Having dubbed myself the Makeover Mom I decided to take a look at some areas in my life that need a makeover. I'm not talking about my bangs needing chemically straightened or my ever expanding buttocks getting on a treadmill. I'm referring to areas of a less "cosmetic nature".
I have, what some might call, a few...character defects.
I'm always late. I procrastinate causing myself and others unnecessary stress. I'm loud and occasionally abrasive. I make promises I don't keep. I'm irresponsible in a lot of ways - I have been known to apply make up while driving and frequently fed my kids fast food instead of cooking. But I'm also cute and funny and smart and helpful and I care deeply about my family. (Previous sentence thrown in so that those of you who now feel sorry for me realize that I'm also arrogant.)
The problem is that realizing I have these "flaws" and actually doing something about them are two different things. For me, change happens slowly. First I have an "aha" moment. Then I start to notice the same thing more and more. Then I decide to do something about it. Then I make a change.

Data entries —
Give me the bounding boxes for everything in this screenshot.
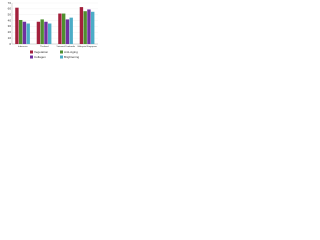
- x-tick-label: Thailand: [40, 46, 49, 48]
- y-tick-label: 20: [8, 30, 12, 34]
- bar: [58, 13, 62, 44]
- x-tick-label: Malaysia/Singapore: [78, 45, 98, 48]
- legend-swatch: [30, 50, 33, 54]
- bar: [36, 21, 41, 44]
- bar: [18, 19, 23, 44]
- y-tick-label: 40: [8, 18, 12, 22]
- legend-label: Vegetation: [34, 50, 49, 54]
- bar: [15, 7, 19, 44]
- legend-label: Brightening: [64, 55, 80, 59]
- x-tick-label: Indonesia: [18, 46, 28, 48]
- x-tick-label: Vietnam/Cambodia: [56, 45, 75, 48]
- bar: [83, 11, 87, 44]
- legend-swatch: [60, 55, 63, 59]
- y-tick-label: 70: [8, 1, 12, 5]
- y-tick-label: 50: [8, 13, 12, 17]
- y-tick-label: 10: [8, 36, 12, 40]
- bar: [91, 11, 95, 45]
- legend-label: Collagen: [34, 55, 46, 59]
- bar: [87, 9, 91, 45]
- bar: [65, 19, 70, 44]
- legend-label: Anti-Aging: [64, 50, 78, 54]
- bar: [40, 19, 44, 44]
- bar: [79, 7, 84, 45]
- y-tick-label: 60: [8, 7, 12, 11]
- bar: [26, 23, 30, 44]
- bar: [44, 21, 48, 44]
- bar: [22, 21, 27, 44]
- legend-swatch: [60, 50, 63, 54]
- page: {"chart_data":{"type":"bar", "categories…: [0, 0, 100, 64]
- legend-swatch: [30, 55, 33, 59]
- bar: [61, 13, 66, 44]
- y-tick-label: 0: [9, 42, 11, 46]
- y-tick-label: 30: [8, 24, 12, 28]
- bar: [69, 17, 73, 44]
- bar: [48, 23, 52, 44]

---

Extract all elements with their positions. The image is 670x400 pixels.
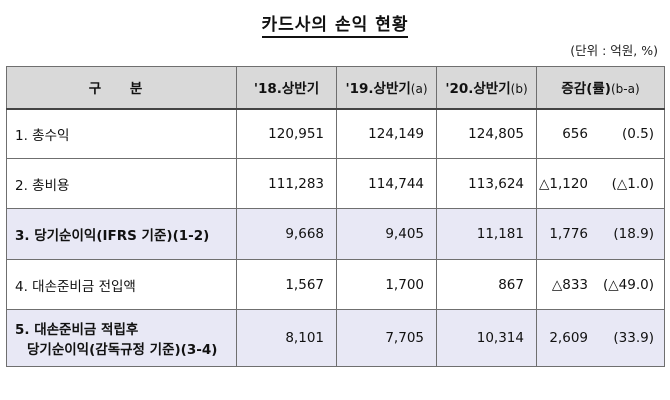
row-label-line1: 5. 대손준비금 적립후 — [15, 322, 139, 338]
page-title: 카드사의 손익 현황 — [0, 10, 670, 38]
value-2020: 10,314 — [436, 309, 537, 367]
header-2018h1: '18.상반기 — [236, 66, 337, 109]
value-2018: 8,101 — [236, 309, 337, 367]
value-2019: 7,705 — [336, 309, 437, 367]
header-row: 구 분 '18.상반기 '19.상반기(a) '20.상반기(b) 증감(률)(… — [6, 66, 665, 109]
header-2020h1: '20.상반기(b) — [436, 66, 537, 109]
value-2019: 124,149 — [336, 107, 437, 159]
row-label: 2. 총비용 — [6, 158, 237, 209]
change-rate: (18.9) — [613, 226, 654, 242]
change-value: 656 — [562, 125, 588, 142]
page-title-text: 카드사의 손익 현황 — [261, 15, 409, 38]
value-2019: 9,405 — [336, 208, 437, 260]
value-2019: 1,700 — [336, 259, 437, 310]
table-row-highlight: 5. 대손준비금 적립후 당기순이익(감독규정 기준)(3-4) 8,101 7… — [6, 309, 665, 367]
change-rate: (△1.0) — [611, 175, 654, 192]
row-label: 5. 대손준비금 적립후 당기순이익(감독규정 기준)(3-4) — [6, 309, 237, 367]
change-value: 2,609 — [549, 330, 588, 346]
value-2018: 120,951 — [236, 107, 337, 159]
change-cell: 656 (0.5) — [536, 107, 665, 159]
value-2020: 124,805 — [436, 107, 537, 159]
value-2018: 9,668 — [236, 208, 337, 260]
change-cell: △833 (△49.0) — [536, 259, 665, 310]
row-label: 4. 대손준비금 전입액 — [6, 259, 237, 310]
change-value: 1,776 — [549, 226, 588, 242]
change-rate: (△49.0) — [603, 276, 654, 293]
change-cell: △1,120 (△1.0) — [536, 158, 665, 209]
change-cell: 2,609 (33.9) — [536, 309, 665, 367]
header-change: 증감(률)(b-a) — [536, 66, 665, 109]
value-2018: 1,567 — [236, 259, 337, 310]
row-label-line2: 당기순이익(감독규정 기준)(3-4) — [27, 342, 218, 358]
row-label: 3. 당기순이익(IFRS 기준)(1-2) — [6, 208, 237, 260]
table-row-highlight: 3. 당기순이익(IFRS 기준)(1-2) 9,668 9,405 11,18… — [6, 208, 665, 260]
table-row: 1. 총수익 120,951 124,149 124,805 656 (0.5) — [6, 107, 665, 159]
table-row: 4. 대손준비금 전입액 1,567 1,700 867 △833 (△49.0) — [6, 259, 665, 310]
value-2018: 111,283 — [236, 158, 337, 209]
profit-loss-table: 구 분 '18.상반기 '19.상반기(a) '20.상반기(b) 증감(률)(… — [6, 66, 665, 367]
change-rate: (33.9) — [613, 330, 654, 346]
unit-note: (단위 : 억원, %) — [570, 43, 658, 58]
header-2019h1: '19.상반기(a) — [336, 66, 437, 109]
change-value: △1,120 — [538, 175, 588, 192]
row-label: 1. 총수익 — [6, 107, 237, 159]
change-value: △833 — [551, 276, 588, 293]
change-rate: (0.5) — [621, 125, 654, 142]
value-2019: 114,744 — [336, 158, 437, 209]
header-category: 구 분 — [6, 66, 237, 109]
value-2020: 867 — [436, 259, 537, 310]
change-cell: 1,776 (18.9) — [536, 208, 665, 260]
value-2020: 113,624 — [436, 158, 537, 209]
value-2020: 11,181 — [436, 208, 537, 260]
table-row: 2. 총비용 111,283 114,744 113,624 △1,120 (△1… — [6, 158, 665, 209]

Aim 1 — What has the writer of the makeover post been known to do while driving?
Aim 2 — Please render the lines of the listing between the line holding "row-label-line1: 5. 대손준비금" and the line holding "value-2019: 7,705 — [336, 309, 437, 367]", inclusive, as a JSON list of strings, one string per line.

Expected answer 1 — Apply makeup.

Expected answer 2 —
[
  "row-label-line1: 5. 대손준비금 적립후 — [15, 322, 139, 338]",
  "page-title: 카드사의 손익 현황 — [0, 10, 670, 38]",
  "value-2020: 10,314 — [436, 309, 537, 367]",
  "header-2018h1: '18.상반기 — [236, 66, 337, 109]",
  "value-2018: 8,101 — [236, 309, 337, 367]",
  "value-2019: 7,705 — [336, 309, 437, 367]"
]